● **Exercise tasks**:
a) From the forum thread below on denied boarding, quote the passage that begins at the words "Having piloted planes" and stops after the words "but to jis.".
b) According to the forum thread below on denied boarding, how long is the longest runway at DIA?

● **Page extract**:
◆ ◆ ◆ ◆ ◆

People of exceptional size are apparently denied boarding on a regular basis over on Southwest Airlines. In fact paid passengers of all shapes and sizes risk getting bumped from any number of full (or nearly full) flights on every airline I've ever flown. It's not as though the average casual airline passenger can easily dis/prove precisely why they were bumped in a court of law unless the airline staff volunteer that information. Not to mention that US airlines have far more legal protection from consumers than most Americans seem to realize.


----------



## jis (Dec 28, 2011)

Texas Sunset said:


> DET63 said:
> 
> 
> > Deny boarding to the overweight passenger. No chance of that unless you want to risk a civil-rights lawsuit. The overweight fellow had bought and paid for a ticket; he had a right to board.
> ...


Before Denver International Airport was built, at Stapleton it was a regular event to get denied boarding due to weight restrictions, specially in the summer. Short runway at Stapleton was to blame and many flight departed on 3/4ths full. I have spent countless nights in Denver having been denied boarding and bumped to the first morning flight to Salt Lake City on transfer from EWR at Denver.


----------



## leemell (Dec 28, 2011)

jis said:


> Texas Sunset said:
> 
> 
> > DET63 said:
> ...


Actually it was a combination of the altitude (5290') and less than ideal runway length.


----------



## Devil's Advocate (Dec 28, 2011)

leemell said:


> jis said:
> 
> 
> > Texas Sunset said:
> ...


Well, if we're going to get technical then I suppose we could say it was a combination of _altitude, runway length, weight, temperature, route length, available lift, maximum thrust_, and so on. I'm sorry for simply saying "full or nearly full" when I could have brought all that up. :lol:


----------



## leemell (Dec 28, 2011)

Texas Sunset said:


> leemell said:
> 
> 
> > jis said:
> ...


Having piloted planes out an adjacent airport and flown out of Stapleton commercially, I think I can speak to the main concerns and limitations that apply. For airlines the route length, thrust, runway length are essentially fixed. For airports in Denver, summer time temperatures raise the density altitude to a point that the lift cannot safely support the plane. The only variable available to the pilot is aircraft gross weight. That means reducing one or all of these; fuel load, luggage and passengers. Guess what the airlines do? Pilots always are concerned with high, hot, and humid. BTW, I was not replying to you but to jis.


----------



## saxman (Jan 7, 2012)

leemell said:


> Texas Sunset said:
> 
> 
> > leemell said:
> ...


Weather at the destination airport also has to do with it. Low ceilings and visibility require an alternate airport to be filed and the extra fuel is needed to get from the destination to the alternate airport. Extra fuel also means extra weight.

Of course now, DIA's longest runway is 16,000 feet long. Hardly a problem anymore.


----------



## jis (Jan 7, 2012)

◆ ◆ ◆ ◆ ◆

● **Data excerpts**:

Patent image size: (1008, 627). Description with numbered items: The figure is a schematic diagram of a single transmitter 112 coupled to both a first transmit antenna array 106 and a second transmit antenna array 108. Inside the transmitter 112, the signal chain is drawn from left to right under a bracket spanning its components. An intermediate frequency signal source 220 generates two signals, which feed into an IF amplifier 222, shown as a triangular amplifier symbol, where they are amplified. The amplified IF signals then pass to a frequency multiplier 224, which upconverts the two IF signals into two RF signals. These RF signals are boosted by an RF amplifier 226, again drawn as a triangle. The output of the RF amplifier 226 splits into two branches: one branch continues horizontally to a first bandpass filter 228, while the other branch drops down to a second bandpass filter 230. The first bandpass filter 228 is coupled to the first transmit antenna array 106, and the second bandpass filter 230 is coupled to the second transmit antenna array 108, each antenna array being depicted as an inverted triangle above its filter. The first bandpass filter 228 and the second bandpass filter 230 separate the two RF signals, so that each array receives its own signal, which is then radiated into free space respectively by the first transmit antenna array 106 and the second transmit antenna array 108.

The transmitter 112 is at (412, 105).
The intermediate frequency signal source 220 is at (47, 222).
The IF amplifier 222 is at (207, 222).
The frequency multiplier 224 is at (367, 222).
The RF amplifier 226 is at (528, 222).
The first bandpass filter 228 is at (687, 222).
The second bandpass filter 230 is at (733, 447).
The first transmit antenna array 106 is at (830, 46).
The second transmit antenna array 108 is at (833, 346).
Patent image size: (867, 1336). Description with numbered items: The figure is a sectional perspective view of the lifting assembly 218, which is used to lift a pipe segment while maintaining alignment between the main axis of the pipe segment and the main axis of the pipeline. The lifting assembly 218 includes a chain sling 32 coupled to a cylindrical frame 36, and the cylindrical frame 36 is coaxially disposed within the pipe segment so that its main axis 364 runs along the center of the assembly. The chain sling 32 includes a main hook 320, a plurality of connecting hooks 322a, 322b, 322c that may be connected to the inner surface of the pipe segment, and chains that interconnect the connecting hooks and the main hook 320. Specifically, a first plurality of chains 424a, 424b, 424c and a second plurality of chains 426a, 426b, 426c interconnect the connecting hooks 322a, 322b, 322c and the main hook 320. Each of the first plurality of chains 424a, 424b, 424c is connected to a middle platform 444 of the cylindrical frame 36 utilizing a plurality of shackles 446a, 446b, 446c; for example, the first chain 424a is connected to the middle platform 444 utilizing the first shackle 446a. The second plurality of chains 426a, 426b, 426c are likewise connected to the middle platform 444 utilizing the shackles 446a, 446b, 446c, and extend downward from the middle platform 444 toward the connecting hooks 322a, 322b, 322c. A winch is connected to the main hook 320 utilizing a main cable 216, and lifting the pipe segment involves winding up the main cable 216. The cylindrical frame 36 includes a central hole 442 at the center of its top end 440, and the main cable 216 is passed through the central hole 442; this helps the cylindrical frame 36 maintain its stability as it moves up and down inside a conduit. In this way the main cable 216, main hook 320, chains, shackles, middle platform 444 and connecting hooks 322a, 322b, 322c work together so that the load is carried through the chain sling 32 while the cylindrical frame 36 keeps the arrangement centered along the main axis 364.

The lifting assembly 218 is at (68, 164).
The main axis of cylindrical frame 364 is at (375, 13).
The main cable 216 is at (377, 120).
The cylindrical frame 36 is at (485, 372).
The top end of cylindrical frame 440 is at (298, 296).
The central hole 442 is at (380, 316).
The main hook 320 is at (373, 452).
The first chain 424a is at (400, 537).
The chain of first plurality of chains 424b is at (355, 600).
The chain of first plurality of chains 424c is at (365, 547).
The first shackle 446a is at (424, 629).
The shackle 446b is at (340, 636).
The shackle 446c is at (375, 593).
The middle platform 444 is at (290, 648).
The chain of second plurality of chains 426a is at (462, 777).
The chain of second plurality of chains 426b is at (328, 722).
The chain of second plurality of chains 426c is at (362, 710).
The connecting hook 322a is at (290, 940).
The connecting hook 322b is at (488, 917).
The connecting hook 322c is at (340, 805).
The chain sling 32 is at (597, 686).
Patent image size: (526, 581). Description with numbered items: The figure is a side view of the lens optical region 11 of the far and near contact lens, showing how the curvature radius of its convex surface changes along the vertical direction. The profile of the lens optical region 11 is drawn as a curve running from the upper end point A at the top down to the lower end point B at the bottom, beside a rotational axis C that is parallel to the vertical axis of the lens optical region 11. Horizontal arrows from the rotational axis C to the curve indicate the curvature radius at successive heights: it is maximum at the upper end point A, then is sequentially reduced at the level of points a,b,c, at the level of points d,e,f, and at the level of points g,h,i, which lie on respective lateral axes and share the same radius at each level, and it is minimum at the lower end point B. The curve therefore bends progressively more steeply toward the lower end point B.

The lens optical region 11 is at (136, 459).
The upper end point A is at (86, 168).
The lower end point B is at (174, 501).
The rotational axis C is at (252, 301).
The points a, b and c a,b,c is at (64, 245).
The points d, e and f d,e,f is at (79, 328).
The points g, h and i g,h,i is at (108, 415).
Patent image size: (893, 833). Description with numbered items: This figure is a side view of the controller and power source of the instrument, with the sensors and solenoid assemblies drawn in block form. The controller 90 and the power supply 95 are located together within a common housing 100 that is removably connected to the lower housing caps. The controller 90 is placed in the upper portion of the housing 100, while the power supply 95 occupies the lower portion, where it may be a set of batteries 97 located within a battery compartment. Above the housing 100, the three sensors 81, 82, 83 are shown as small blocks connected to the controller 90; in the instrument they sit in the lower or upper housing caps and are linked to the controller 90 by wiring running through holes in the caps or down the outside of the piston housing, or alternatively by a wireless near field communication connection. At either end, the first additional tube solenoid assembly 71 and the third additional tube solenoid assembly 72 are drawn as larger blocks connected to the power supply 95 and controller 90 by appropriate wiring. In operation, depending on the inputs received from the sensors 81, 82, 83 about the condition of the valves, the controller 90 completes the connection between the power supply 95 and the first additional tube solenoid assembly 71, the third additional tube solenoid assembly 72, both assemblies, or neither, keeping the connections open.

◆ ◆ ◆ ◆ ◆

● **Exercise results**:
a)
Having piloted planes out an adjacent airport and flown out of Stapleton commercially, I think I can speak to the main concerns and limitations that apply. For airlines the route length, thrust, runway length are essentially fixed. For airports in Denver, summer time temperatures raise the density altitude to a point that the lift cannot safely support the plane. The only variable available to the pilot is aircraft gross weight. That means reducing one or all of these; fuel load, luggage and passengers. Guess what the airlines do? Pilots always are concerned with high, hot, and humid. BTW, I was not replying to you but to jis.

b) 16,000 feet